SHORT TASK - Transcribe everything in the data word for word. Pictures are left out.

LISTED ENTRIES -
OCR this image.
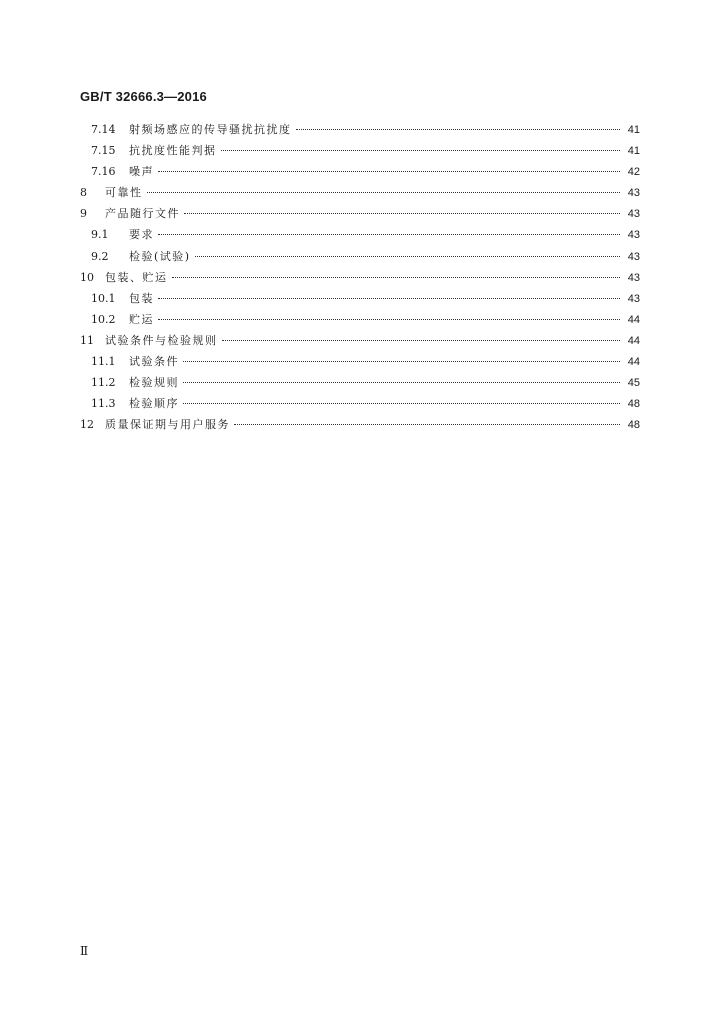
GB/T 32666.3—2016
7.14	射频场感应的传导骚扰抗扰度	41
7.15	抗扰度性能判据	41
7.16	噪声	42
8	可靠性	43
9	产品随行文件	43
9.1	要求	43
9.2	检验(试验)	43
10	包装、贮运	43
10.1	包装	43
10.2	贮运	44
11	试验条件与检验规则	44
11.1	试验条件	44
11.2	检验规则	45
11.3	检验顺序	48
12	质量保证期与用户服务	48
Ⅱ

FULL OUTPUT -
OCR this image.
GB/T 32666.3—2016
7.14	射频场感应的传导骚扰抗扰度	41
7.15	抗扰度性能判据	41
7.16	噪声	42
8	可靠性	43
9	产品随行文件	43
9.1	要求	43
9.2	检验(试验)	43
10	包装、贮运	43
10.1	包装	43
10.2	贮运	44
11	试验条件与检验规则	44
11.1	试验条件	44
11.2	检验规则	45
11.3	检验顺序	48
12	质量保证期与用户服务	48
Ⅱ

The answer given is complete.